DESCRIPTION OF THE TASK
Extract every line from the entries below that contains the word "location".

DATA FOR PROCESSING
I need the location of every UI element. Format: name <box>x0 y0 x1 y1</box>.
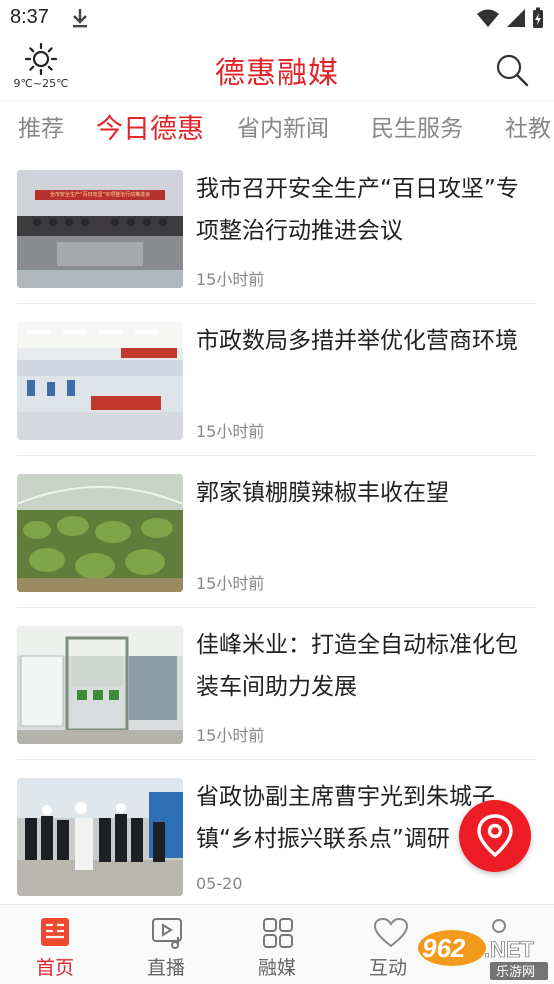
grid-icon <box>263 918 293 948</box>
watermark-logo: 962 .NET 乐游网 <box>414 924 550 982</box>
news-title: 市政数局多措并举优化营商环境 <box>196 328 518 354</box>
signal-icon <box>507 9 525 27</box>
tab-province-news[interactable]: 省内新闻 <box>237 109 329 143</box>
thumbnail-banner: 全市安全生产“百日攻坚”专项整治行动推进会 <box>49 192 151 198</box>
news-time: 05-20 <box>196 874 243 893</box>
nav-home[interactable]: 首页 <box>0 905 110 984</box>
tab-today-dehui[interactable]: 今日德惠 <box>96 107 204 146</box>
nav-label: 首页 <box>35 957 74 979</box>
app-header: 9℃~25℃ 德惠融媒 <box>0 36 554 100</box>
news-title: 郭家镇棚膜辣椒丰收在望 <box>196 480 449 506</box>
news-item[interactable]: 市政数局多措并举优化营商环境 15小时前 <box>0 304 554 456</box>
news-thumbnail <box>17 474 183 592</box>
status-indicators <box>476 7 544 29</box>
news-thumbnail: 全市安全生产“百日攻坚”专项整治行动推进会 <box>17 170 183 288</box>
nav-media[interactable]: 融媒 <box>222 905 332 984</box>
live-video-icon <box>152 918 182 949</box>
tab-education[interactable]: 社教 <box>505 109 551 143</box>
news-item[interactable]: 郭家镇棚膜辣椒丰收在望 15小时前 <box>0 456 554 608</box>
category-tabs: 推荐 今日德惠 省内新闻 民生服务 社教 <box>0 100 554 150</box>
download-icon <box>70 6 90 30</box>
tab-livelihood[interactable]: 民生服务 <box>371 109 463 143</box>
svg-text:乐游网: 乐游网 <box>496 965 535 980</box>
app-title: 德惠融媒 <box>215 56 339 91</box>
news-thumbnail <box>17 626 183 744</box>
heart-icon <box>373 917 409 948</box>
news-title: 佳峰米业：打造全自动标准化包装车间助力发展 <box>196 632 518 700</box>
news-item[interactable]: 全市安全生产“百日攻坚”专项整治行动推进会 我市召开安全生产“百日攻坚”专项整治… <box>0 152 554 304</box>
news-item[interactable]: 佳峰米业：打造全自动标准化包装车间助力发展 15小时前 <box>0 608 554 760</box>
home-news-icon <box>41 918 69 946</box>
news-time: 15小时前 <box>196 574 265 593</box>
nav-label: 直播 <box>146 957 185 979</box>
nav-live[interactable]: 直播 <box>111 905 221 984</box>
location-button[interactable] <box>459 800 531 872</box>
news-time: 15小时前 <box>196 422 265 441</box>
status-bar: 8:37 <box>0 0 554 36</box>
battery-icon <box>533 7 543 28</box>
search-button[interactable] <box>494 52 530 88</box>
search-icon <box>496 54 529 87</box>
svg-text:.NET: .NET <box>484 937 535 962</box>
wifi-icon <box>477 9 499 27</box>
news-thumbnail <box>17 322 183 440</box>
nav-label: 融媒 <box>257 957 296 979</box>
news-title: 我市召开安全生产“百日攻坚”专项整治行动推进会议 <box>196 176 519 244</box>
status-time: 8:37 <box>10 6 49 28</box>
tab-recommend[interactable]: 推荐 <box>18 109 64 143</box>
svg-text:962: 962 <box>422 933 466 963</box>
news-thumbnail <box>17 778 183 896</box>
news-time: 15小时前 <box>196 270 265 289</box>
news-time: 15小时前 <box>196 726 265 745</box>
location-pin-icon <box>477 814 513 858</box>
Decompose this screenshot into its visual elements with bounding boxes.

---

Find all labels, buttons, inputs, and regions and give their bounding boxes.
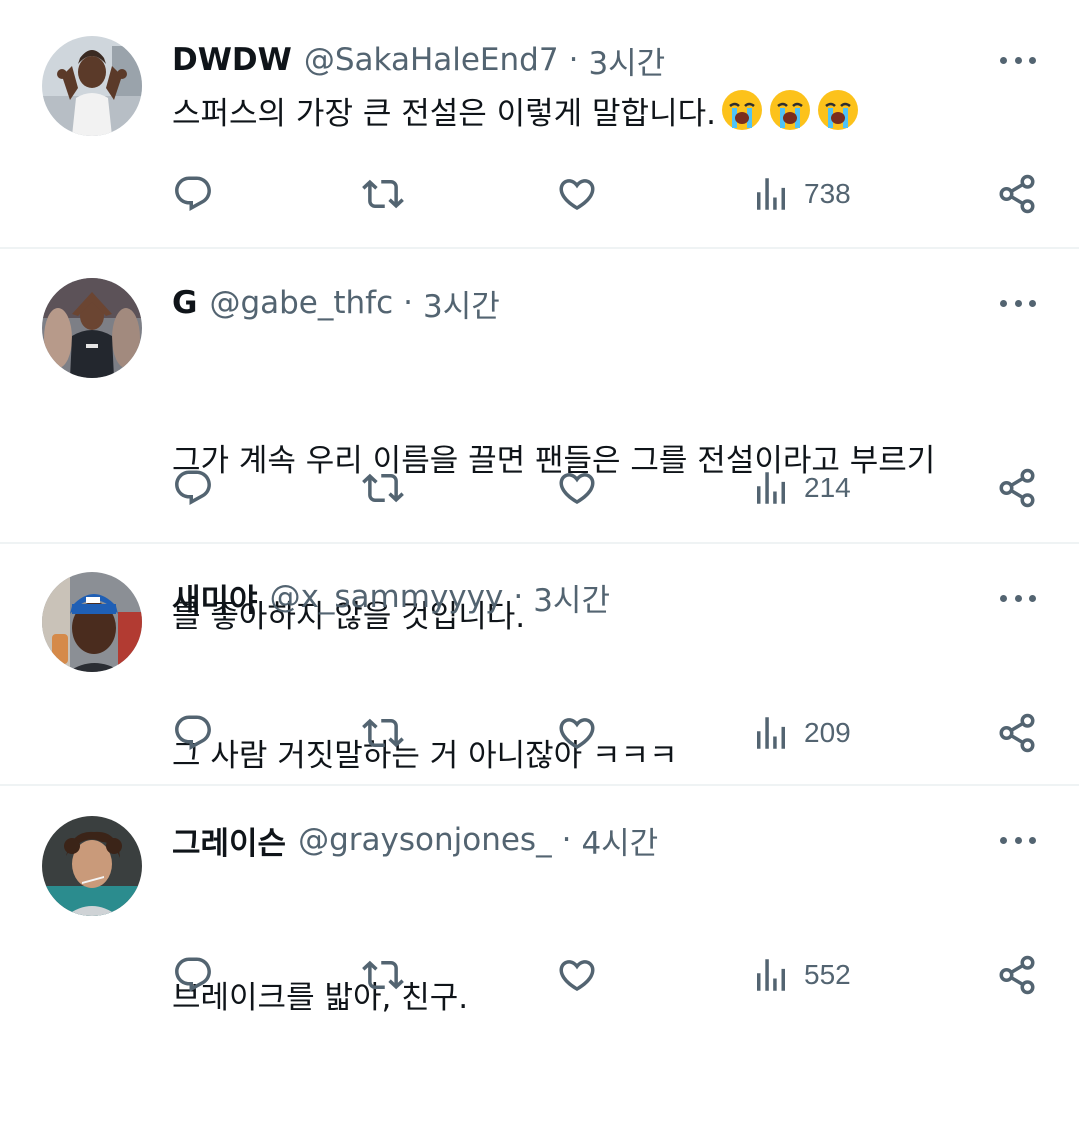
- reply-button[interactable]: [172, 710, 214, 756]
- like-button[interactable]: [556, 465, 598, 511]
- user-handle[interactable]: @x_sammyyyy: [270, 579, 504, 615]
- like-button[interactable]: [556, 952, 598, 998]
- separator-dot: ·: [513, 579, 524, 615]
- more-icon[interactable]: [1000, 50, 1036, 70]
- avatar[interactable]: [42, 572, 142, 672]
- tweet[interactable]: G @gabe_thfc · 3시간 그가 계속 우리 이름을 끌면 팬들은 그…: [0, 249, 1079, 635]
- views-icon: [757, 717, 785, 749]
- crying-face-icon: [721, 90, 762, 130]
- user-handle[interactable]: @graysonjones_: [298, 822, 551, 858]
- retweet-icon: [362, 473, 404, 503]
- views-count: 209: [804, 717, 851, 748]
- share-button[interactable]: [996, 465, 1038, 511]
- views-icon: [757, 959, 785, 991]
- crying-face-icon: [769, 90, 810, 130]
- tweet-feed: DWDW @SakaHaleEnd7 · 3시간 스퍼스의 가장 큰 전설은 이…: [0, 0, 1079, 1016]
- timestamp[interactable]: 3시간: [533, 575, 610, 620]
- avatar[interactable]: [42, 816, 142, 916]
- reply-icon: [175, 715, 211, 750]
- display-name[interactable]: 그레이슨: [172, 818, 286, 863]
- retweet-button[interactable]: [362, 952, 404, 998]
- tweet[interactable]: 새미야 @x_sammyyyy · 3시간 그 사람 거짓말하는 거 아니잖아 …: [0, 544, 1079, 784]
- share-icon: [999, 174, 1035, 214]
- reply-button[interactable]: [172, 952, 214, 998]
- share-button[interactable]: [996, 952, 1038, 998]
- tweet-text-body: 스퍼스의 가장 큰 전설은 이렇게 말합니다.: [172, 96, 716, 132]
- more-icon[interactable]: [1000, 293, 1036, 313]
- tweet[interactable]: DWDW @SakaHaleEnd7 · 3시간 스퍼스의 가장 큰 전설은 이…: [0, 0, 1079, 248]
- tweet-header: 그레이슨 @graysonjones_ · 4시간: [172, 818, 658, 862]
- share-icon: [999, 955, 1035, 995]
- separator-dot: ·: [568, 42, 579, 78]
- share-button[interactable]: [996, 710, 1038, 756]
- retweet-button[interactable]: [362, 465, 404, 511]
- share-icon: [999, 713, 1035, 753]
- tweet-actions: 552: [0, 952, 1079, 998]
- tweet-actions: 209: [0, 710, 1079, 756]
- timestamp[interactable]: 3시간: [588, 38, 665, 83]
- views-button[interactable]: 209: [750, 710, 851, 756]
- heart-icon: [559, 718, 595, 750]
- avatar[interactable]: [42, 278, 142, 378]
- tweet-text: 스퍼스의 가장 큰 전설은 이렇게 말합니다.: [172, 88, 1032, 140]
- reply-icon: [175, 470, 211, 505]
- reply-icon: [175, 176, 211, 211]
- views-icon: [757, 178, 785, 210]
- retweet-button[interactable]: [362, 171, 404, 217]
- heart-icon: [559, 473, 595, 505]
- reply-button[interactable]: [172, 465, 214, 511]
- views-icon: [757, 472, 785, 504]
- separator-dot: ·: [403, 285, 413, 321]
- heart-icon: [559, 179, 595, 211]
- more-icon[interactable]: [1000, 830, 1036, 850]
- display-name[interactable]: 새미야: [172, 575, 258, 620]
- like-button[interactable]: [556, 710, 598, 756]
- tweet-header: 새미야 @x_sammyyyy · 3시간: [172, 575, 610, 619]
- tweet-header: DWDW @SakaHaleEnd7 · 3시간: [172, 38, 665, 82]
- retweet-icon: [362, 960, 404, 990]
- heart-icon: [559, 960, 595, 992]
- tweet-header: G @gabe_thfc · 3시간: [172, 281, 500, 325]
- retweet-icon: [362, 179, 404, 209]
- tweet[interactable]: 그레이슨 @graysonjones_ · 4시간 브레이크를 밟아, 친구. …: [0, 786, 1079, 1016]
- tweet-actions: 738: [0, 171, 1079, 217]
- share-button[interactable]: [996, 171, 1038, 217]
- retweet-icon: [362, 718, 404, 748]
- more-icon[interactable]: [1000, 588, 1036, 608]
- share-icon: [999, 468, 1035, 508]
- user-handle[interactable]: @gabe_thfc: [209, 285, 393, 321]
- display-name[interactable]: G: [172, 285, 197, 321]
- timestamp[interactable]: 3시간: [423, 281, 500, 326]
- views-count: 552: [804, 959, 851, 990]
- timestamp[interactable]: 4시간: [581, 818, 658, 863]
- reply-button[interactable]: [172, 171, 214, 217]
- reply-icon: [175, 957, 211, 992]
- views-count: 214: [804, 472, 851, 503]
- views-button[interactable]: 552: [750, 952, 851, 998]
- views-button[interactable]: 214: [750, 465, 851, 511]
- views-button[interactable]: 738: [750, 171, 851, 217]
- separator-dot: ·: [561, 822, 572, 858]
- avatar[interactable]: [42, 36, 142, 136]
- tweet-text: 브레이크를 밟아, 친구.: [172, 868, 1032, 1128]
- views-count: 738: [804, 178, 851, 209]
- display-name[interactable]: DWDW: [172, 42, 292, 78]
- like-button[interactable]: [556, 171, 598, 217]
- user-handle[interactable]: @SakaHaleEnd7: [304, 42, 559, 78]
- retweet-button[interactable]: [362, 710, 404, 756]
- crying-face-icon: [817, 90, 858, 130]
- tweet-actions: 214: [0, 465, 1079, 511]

RESULT BELOW
I need the location of every UI element. Format: name <box>x0 y0 x1 y1</box>.
location-button[interactable] <box>459 800 531 872</box>
location-pin-icon <box>477 814 513 858</box>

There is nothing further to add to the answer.